• _Job_: Find and copy each line of the records where the string "bolts" shows up.
---- Source data
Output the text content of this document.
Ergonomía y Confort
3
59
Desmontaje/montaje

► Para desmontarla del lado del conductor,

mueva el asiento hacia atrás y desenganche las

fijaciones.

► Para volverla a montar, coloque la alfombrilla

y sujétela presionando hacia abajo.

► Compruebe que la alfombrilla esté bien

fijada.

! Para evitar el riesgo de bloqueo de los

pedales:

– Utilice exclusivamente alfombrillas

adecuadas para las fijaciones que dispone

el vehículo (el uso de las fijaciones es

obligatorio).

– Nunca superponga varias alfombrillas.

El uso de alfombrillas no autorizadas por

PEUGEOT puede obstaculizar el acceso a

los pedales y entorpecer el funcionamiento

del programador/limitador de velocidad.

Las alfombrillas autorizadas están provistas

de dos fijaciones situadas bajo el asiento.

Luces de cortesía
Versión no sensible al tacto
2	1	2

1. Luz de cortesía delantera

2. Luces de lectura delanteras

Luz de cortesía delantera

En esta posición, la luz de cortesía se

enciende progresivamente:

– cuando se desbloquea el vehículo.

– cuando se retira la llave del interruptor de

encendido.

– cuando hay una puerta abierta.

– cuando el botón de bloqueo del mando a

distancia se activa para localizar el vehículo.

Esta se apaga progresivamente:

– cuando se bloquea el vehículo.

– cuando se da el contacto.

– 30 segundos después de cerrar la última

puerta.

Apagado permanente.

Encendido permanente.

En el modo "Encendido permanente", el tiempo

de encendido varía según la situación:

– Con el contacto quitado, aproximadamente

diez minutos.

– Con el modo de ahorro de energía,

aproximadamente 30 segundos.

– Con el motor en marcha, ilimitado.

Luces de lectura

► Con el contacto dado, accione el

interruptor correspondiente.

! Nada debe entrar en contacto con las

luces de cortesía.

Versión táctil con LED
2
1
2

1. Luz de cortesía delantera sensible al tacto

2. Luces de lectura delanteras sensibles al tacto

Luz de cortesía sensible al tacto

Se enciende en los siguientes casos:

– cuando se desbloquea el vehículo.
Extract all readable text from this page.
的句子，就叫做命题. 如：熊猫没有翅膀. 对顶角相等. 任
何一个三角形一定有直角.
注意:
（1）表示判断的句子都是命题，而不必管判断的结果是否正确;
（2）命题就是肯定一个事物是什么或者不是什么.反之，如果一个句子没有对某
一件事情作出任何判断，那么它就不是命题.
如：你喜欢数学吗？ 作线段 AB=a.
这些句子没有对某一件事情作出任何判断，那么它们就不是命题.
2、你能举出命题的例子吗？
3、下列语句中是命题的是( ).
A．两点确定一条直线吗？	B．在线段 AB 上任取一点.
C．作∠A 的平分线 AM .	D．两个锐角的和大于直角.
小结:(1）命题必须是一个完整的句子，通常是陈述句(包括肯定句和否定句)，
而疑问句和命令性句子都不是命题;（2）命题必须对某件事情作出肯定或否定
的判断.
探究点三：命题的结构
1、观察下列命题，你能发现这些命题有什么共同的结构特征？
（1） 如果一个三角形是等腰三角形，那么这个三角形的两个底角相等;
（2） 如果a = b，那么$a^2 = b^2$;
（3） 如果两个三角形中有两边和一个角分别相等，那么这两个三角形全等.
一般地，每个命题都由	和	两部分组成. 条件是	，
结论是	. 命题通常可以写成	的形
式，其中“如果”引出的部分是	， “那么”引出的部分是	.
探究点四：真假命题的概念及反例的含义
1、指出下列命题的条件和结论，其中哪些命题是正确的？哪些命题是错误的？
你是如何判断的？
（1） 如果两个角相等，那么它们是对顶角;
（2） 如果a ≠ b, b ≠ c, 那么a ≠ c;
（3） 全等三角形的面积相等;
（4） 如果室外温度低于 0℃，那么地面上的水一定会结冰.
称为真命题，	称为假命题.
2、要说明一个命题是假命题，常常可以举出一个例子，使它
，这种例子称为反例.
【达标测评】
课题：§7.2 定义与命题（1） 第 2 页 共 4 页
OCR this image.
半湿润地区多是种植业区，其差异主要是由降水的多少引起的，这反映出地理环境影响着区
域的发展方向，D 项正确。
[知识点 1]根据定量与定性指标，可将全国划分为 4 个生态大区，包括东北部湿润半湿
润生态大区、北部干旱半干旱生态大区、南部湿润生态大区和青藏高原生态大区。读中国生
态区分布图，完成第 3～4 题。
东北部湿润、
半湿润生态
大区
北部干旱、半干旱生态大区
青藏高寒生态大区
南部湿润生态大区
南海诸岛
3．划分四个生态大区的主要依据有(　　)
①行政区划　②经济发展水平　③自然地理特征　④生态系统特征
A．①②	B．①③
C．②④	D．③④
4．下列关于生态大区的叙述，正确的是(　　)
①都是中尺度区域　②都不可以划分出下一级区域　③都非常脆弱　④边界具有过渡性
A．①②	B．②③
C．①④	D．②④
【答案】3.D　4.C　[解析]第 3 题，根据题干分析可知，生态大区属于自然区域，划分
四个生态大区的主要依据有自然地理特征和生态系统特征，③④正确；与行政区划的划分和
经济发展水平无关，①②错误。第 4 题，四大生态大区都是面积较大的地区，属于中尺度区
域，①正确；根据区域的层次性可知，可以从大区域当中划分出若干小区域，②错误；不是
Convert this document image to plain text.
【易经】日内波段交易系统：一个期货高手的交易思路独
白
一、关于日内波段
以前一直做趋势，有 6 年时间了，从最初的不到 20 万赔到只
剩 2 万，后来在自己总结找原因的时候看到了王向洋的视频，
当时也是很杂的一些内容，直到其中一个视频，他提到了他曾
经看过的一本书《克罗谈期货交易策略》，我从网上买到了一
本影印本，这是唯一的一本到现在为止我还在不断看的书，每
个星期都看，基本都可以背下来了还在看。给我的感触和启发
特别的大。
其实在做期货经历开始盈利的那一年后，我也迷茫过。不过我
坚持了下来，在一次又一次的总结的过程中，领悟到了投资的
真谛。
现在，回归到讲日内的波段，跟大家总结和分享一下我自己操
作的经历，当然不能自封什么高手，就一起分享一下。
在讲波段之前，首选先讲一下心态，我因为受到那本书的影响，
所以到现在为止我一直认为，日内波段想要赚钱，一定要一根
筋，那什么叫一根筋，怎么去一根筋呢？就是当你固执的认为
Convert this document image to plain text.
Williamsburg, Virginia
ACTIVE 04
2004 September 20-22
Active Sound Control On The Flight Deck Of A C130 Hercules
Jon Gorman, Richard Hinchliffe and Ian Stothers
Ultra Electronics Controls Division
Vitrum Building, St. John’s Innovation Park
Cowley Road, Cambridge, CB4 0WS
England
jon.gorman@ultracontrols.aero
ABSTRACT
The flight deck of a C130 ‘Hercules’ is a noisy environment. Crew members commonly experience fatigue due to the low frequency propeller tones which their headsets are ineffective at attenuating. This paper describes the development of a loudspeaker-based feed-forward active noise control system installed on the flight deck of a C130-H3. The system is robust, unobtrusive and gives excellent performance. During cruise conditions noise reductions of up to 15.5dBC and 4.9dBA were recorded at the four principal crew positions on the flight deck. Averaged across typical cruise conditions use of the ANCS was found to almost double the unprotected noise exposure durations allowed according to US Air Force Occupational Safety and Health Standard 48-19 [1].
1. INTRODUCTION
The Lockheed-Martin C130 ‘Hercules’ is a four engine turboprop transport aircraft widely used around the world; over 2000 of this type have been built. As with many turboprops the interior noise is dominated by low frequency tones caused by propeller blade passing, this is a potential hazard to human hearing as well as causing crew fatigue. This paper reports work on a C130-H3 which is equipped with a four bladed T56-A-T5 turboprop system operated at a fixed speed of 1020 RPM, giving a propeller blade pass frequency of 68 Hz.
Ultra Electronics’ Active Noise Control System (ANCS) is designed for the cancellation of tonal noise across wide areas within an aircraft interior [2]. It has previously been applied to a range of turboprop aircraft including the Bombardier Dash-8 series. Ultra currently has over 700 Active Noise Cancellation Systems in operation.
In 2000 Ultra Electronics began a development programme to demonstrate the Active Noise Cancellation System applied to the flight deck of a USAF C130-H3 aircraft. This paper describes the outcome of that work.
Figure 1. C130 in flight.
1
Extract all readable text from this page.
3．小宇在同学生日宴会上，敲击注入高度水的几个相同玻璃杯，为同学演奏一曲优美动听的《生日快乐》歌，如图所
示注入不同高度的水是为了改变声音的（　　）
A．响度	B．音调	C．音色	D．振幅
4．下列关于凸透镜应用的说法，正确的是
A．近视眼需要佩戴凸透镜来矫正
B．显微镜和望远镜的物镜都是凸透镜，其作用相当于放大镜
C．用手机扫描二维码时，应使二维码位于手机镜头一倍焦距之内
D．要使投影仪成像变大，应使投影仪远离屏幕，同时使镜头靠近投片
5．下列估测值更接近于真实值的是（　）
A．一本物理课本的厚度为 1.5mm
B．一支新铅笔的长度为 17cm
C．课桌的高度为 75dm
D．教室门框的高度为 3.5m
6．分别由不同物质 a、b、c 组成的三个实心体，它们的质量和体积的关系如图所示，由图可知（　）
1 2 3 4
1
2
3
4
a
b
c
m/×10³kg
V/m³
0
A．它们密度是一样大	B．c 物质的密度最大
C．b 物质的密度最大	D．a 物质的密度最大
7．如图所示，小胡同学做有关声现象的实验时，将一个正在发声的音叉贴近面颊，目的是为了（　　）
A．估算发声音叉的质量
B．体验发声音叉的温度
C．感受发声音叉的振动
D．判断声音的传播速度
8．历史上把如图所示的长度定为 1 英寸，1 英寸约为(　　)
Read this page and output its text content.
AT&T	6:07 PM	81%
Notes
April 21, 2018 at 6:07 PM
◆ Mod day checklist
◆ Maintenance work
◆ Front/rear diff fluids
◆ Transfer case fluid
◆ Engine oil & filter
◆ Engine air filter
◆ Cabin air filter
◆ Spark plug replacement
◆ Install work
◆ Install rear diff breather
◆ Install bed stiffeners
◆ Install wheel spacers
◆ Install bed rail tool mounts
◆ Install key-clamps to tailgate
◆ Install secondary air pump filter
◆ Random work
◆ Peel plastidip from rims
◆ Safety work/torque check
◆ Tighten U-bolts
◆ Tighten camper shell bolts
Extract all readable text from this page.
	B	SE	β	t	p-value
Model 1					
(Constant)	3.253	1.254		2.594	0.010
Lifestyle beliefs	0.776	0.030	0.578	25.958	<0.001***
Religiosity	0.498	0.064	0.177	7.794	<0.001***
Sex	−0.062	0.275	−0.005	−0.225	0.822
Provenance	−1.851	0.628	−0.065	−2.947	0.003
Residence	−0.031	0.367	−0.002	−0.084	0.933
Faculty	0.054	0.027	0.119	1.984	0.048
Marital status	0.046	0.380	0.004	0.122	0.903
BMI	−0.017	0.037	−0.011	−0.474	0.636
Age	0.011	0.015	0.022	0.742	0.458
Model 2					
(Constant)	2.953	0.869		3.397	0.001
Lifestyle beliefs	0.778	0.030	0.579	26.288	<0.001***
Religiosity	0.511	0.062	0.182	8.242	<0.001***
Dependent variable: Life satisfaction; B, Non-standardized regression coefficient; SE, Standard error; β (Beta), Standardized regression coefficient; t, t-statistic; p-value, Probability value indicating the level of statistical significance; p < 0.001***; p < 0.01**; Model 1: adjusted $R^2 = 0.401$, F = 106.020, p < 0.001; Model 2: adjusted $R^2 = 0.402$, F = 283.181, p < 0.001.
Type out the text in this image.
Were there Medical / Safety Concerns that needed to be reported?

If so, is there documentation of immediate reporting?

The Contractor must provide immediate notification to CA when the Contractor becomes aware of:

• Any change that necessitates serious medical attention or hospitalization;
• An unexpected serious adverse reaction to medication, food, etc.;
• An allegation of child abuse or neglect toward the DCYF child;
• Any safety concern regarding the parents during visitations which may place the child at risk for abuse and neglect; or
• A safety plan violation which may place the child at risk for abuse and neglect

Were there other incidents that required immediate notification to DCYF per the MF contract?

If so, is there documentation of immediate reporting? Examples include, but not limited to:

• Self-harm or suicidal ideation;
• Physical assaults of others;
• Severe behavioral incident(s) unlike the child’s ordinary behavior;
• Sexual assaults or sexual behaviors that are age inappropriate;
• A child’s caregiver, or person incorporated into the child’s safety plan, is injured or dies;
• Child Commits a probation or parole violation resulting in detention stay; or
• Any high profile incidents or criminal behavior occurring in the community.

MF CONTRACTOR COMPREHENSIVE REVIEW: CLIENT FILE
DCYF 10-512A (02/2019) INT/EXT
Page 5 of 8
--------
• _Task response_:
◆ Tighten U-bolts
◆ Tighten camper shell bolts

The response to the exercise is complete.